> _GOAL OF THE EXERCISE_
Retype each record shown below, leaving every character as it is.

> _MATERIAL FOR THIS EXERCISE_
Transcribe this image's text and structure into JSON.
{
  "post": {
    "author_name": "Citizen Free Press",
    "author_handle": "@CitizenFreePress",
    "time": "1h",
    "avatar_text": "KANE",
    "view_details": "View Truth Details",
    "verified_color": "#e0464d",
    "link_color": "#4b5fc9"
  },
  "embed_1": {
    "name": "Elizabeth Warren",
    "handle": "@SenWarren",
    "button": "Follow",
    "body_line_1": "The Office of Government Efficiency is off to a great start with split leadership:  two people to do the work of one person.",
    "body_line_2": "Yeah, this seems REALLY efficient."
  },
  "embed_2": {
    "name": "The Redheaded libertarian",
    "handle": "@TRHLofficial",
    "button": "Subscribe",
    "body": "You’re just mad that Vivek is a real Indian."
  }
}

> _RESULT OF THIS EXERCISE_
Transcribe this image's text and structure into JSON.
{
  "post": {
    "author_name": "Citizen Free Press",
    "author_handle": "@CitizenFreePress",
    "time": "1h",
    "avatar_text": "KANE",
    "view_details": "View Truth Details",
    "verified_color": "#e0464d",
    "link_color": "#4b5fc9"
  },
  "embed_1": {
    "name": "Elizabeth Warren",
    "handle": "@SenWarren",
    "button": "Follow",
    "body_line_1": "The Office of Government Efficiency is off to a great start with split leadership:  two people to do the work of one person.",
    "body_line_2": "Yeah, this seems REALLY efficient."
  },
  "embed_2": {
    "name": "The Redheaded libertarian",
    "handle": "@TRHLofficial",
    "button": "Subscribe",
    "body": "You’re just mad that Vivek is a real Indian."
  }
}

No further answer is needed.